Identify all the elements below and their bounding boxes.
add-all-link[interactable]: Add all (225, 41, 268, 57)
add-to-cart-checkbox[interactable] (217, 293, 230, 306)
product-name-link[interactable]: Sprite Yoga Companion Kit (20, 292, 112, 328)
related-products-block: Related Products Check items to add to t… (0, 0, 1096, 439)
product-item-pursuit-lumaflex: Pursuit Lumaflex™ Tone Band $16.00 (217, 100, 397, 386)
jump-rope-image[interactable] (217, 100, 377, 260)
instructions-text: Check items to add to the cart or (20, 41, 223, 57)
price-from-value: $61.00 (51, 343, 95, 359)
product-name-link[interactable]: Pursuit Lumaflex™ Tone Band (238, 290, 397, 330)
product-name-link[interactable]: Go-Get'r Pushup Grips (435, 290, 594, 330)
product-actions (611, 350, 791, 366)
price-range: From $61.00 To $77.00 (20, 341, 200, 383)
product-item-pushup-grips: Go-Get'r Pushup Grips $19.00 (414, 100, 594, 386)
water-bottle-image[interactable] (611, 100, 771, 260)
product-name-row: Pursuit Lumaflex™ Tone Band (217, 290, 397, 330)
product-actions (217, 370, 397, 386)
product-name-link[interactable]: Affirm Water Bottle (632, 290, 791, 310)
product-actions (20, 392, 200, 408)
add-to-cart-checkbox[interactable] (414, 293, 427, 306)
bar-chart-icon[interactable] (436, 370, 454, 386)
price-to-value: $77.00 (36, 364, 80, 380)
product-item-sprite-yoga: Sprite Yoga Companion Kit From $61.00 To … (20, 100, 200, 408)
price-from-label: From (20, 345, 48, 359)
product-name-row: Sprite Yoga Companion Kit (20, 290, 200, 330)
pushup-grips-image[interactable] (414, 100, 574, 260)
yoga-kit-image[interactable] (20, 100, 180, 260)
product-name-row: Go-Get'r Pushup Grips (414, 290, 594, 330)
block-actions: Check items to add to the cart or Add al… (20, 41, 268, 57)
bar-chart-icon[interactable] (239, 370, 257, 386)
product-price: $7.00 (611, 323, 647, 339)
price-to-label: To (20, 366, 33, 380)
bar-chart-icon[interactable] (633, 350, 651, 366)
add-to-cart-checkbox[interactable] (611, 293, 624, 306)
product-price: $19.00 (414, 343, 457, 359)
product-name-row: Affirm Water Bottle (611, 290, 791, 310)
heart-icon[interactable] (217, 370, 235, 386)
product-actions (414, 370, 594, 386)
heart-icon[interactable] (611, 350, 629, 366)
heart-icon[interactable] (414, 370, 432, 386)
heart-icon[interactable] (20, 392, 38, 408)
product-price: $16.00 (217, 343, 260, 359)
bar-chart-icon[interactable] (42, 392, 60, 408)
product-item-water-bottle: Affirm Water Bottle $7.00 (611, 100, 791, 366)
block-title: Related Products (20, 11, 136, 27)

------------------------------

Output every line of the items above as a Markdown table with two columns, Row for the row number and Line for the line itself. Leave out any blank lines.

Solved problem:
| Row | Line |
|---|---|
| 1 | Identify all the elements below and their bounding boxes. |
| 2 | add-all-link[interactable]: Add all (225, 41, 268, 57) |
| 3 | add-to-cart-checkbox[interactable] (217, 293, 230, 306) |
| 4 | product-name-link[interactable]: Sprite Yoga Companion Kit (20, 292, 112, 328) |
| 5 | related-products-block: Related Products Check items to add to t… (0, 0, 1096, 439) |
| 6 | product-item-pursuit-lumaflex: Pursuit Lumaflex™ Tone Band $16.00 (217, 100, 397, 386) |
| 7 | jump-rope-image[interactable] (217, 100, 377, 260) |
| 8 | instructions-text: Check items to add to the cart or (20, 41, 223, 57) |
| 9 | price-from-value: $61.00 (51, 343, 95, 359) |
| 10 | product-name-link[interactable]: Pursuit Lumaflex™ Tone Band (238, 290, 397, 330) |
| 11 | product-name-link[interactable]: Go-Get'r Pushup Grips (435, 290, 594, 330) |
| 12 | product-actions (611, 350, 791, 366) |
| 13 | price-range: From $61.00 To $77.00 (20, 341, 200, 383) |
| 14 | product-item-pushup-grips: Go-Get'r Pushup Grips $19.00 (414, 100, 594, 386) |
| 15 | water-bottle-image[interactable] (611, 100, 771, 260) |
| 16 | product-name-row: Pursuit Lumaflex™ Tone Band (217, 290, 397, 330) |
| 17 | product-actions (217, 370, 397, 386) |
| 18 | product-name-link[interactable]: Affirm Water Bottle (632, 290, 791, 310) |
| 19 | product-actions (20, 392, 200, 408) |
| 20 | add-to-cart-checkbox[interactable] (414, 293, 427, 306) |
| 21 | bar-chart-icon[interactable] (436, 370, 454, 386) |
| 22 | price-to-value: $77.00 (36, 364, 80, 380) |
| 23 | product-item-sprite-yoga: Sprite Yoga Companion Kit From $61.00 To … (20, 100, 200, 408) |
| 24 | price-from-label: From (20, 345, 48, 359) |
| 25 | product-name-row: Sprite Yoga Companion Kit (20, 290, 200, 330) |
| 26 | pushup-grips-image[interactable] (414, 100, 574, 260) |
| 27 | yoga-kit-image[interactable] (20, 100, 180, 260) |
| 28 | product-name-row: Go-Get'r Pushup Grips (414, 290, 594, 330) |
| 29 | block-actions: Check items to add to the cart or Add al… (20, 41, 268, 57) |
| 30 | bar-chart-icon[interactable] (239, 370, 257, 386) |
| 31 | product-price: $7.00 (611, 323, 647, 339) |
| 32 | price-to-label: To (20, 366, 33, 380) |
| 33 | bar-chart-icon[interactable] (633, 350, 651, 366) |
| 34 | add-to-cart-checkbox[interactable] (611, 293, 624, 306) |
| 35 | product-price: $19.00 (414, 343, 457, 359) |
| 36 | product-name-row: Affirm Water Bottle (611, 290, 791, 310) |
| 37 | heart-icon[interactable] (217, 370, 235, 386) |
| 38 | product-actions (414, 370, 594, 386) |
| 39 | heart-icon[interactable] (611, 350, 629, 366) |
| 40 | heart-icon[interactable] (414, 370, 432, 386) |
| 41 | heart-icon[interactable] (20, 392, 38, 408) |
| 42 | product-price: $16.00 (217, 343, 260, 359) |
| 43 | bar-chart-icon[interactable] (42, 392, 60, 408) |
| 44 | product-item-water-bottle: Affirm Water Bottle $7.00 (611, 100, 791, 366) |
| 45 | block-title: Related Products (20, 11, 136, 27) |